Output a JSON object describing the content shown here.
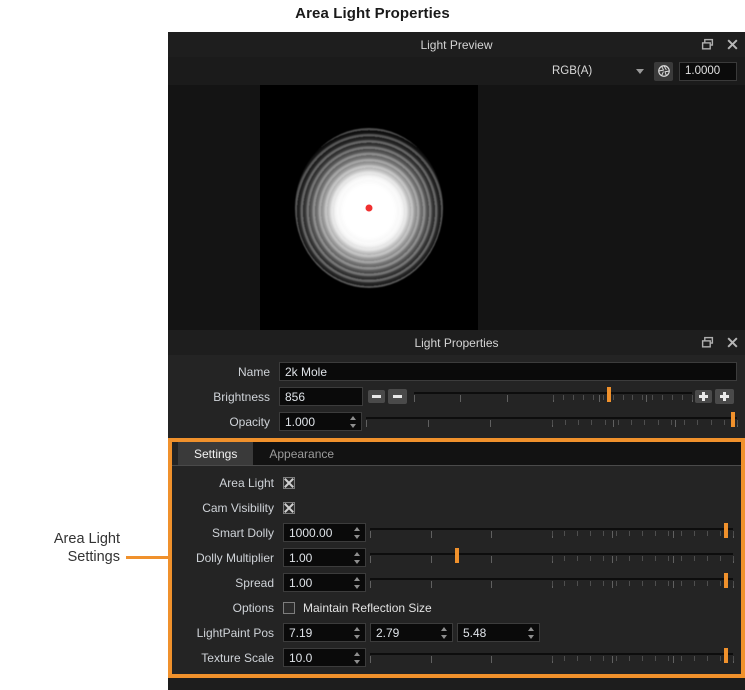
{
  "figure": {
    "title": "Area Light Properties",
    "annotation": "Area Light\nSettings",
    "annotation_line1": "Area Light",
    "annotation_line2": "Settings",
    "accent_color": "#f0912c"
  },
  "preview_panel": {
    "title": "Light Preview",
    "restore_icon": "restore-icon",
    "close_icon": "close-icon",
    "channel_select": {
      "value": "RGB(A)",
      "caret_icon": "chevron-down-icon"
    },
    "aperture_icon": "aperture-icon",
    "exposure_value": "1.0000",
    "viewport": {
      "center_dot_color": "#f03030",
      "background_color": "#000000"
    }
  },
  "properties_panel": {
    "title": "Light Properties",
    "restore_icon": "restore-icon",
    "close_icon": "close-icon",
    "rows": {
      "name": {
        "label": "Name",
        "value": "2k Mole"
      },
      "brightness": {
        "label": "Brightness",
        "value": "856",
        "slider_percent": 70
      },
      "opacity": {
        "label": "Opacity",
        "value": "1.000",
        "slider_percent": 99
      }
    }
  },
  "settings_panel": {
    "tabs": [
      {
        "label": "Settings",
        "active": true
      },
      {
        "label": "Appearance",
        "active": false
      }
    ],
    "rows": {
      "area_light": {
        "label": "Area Light",
        "checked": true
      },
      "cam_visibility": {
        "label": "Cam Visibility",
        "checked": true
      },
      "smart_dolly": {
        "label": "Smart Dolly",
        "value": "1000.00",
        "slider_percent": 98
      },
      "dolly_multiplier": {
        "label": "Dolly Multiplier",
        "value": "1.00",
        "slider_percent": 24
      },
      "spread": {
        "label": "Spread",
        "value": "1.00",
        "slider_percent": 98
      },
      "options": {
        "label": "Options",
        "checkbox_label": "Maintain Reflection Size",
        "checked": false
      },
      "lightpaint_pos": {
        "label": "LightPaint Pos",
        "x": "7.19",
        "y": "2.79",
        "z": "5.48"
      },
      "texture_scale": {
        "label": "Texture Scale",
        "value": "10.0",
        "slider_percent": 98
      }
    }
  }
}
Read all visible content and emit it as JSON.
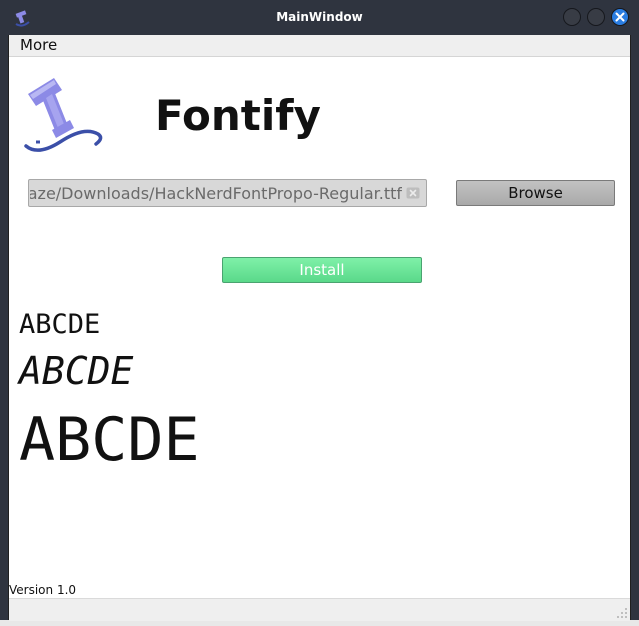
{
  "window": {
    "title": "MainWindow"
  },
  "menubar": {
    "items": [
      {
        "label": "More"
      }
    ]
  },
  "header": {
    "app_name": "Fontify",
    "logo_icon": "fontify-logo-icon"
  },
  "file_picker": {
    "path_value": "/home/blaze/Downloads/HackNerdFontPropo-Regular.ttf",
    "browse_label": "Browse"
  },
  "actions": {
    "install_label": "Install"
  },
  "preview": {
    "regular": "ABCDE",
    "italic": "ABCDE",
    "large": "ABCDE"
  },
  "footer": {
    "version": "Version 1.0"
  },
  "colors": {
    "install_button": "#5ad98a",
    "browse_button": "#b5b5b5",
    "titlebar": "#2f343f",
    "close_button": "#2a7de1",
    "logo_purple": "#8c8ae6",
    "logo_blue": "#3b4fa8"
  }
}
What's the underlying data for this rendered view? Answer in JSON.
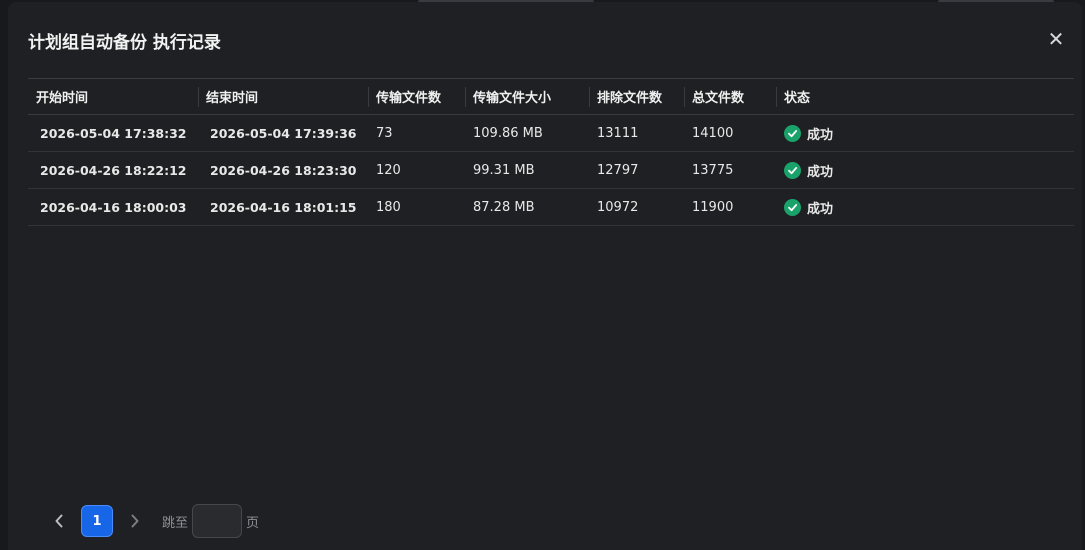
{
  "modal": {
    "title": "计划组自动备份 执行记录",
    "close_icon": "close-icon"
  },
  "table": {
    "columns": [
      "开始时间",
      "结束时间",
      "传输文件数",
      "传输文件大小",
      "排除文件数",
      "总文件数",
      "状态"
    ],
    "rows": [
      {
        "start": "2026-05-04 17:38:32",
        "end": "2026-05-04 17:39:36",
        "transferred": "73",
        "size": "109.86 MB",
        "excluded": "13111",
        "total": "14100",
        "status": "成功"
      },
      {
        "start": "2026-04-26 18:22:12",
        "end": "2026-04-26 18:23:30",
        "transferred": "120",
        "size": "99.31 MB",
        "excluded": "12797",
        "total": "13775",
        "status": "成功"
      },
      {
        "start": "2026-04-16 18:00:03",
        "end": "2026-04-16 18:01:15",
        "transferred": "180",
        "size": "87.28 MB",
        "excluded": "10972",
        "total": "11900",
        "status": "成功"
      }
    ],
    "status_color": "#19a36b"
  },
  "pagination": {
    "current_page": "1",
    "jump_label": "跳至",
    "jump_value": "",
    "page_label": "页",
    "accent": "#1766e8"
  }
}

================

Given task: Print the records word for word and exclude any picture they hold.

Worked solution:
Output a JSON object describing the content shown here.
{
  "figure": {
    "title": "Area Light Properties",
    "annotation": "Area Light\nSettings",
    "annotation_line1": "Area Light",
    "annotation_line2": "Settings",
    "accent_color": "#f0912c"
  },
  "preview_panel": {
    "title": "Light Preview",
    "restore_icon": "restore-icon",
    "close_icon": "close-icon",
    "channel_select": {
      "value": "RGB(A)",
      "caret_icon": "chevron-down-icon"
    },
    "aperture_icon": "aperture-icon",
    "exposure_value": "1.0000",
    "viewport": {
      "center_dot_color": "#f03030",
      "background_color": "#000000"
    }
  },
  "properties_panel": {
    "title": "Light Properties",
    "restore_icon": "restore-icon",
    "close_icon": "close-icon",
    "rows": {
      "name": {
        "label": "Name",
        "value": "2k Mole"
      },
      "brightness": {
        "label": "Brightness",
        "value": "856",
        "slider_percent": 70
      },
      "opacity": {
        "label": "Opacity",
        "value": "1.000",
        "slider_percent": 99
      }
    }
  },
  "settings_panel": {
    "tabs": [
      {
        "label": "Settings",
        "active": true
      },
      {
        "label": "Appearance",
        "active": false
      }
    ],
    "rows": {
      "area_light": {
        "label": "Area Light",
        "checked": true
      },
      "cam_visibility": {
        "label": "Cam Visibility",
        "checked": true
      },
      "smart_dolly": {
        "label": "Smart Dolly",
        "value": "1000.00",
        "slider_percent": 98
      },
      "dolly_multiplier": {
        "label": "Dolly Multiplier",
        "value": "1.00",
        "slider_percent": 24
      },
      "spread": {
        "label": "Spread",
        "value": "1.00",
        "slider_percent": 98
      },
      "options": {
        "label": "Options",
        "checkbox_label": "Maintain Reflection Size",
        "checked": false
      },
      "lightpaint_pos": {
        "label": "LightPaint Pos",
        "x": "7.19",
        "y": "2.79",
        "z": "5.48"
      },
      "texture_scale": {
        "label": "Texture Scale",
        "value": "10.0",
        "slider_percent": 98
      }
    }
  }
}
Read all visible content and emit it as JSON.
{
  "window": {
    "title": "MainWindow"
  },
  "menubar": {
    "items": [
      {
        "label": "More"
      }
    ]
  },
  "header": {
    "app_name": "Fontify",
    "logo_icon": "fontify-logo-icon"
  },
  "file_picker": {
    "path_value": "/home/blaze/Downloads/HackNerdFontPropo-Regular.ttf",
    "browse_label": "Browse"
  },
  "actions": {
    "install_label": "Install"
  },
  "preview": {
    "regular": "ABCDE",
    "italic": "ABCDE",
    "large": "ABCDE"
  },
  "footer": {
    "version": "Version 1.0"
  },
  "colors": {
    "install_button": "#5ad98a",
    "browse_button": "#b5b5b5",
    "titlebar": "#2f343f",
    "close_button": "#2a7de1",
    "logo_purple": "#8c8ae6",
    "logo_blue": "#3b4fa8"
  }
}
What's the underlying data for this rendered view? Answer in JSON.
{
  "modal": {
    "title": "计划组自动备份 执行记录",
    "close_icon": "close-icon"
  },
  "table": {
    "columns": [
      "开始时间",
      "结束时间",
      "传输文件数",
      "传输文件大小",
      "排除文件数",
      "总文件数",
      "状态"
    ],
    "rows": [
      {
        "start": "2026-05-04 17:38:32",
        "end": "2026-05-04 17:39:36",
        "transferred": "73",
        "size": "109.86 MB",
        "excluded": "13111",
        "total": "14100",
        "status": "成功"
      },
      {
        "start": "2026-04-26 18:22:12",
        "end": "2026-04-26 18:23:30",
        "transferred": "120",
        "size": "99.31 MB",
        "excluded": "12797",
        "total": "13775",
        "status": "成功"
      },
      {
        "start": "2026-04-16 18:00:03",
        "end": "2026-04-16 18:01:15",
        "transferred": "180",
        "size": "87.28 MB",
        "excluded": "10972",
        "total": "11900",
        "status": "成功"
      }
    ],
    "status_color": "#19a36b"
  },
  "pagination": {
    "current_page": "1",
    "jump_label": "跳至",
    "jump_value": "",
    "page_label": "页",
    "accent": "#1766e8"
  }
}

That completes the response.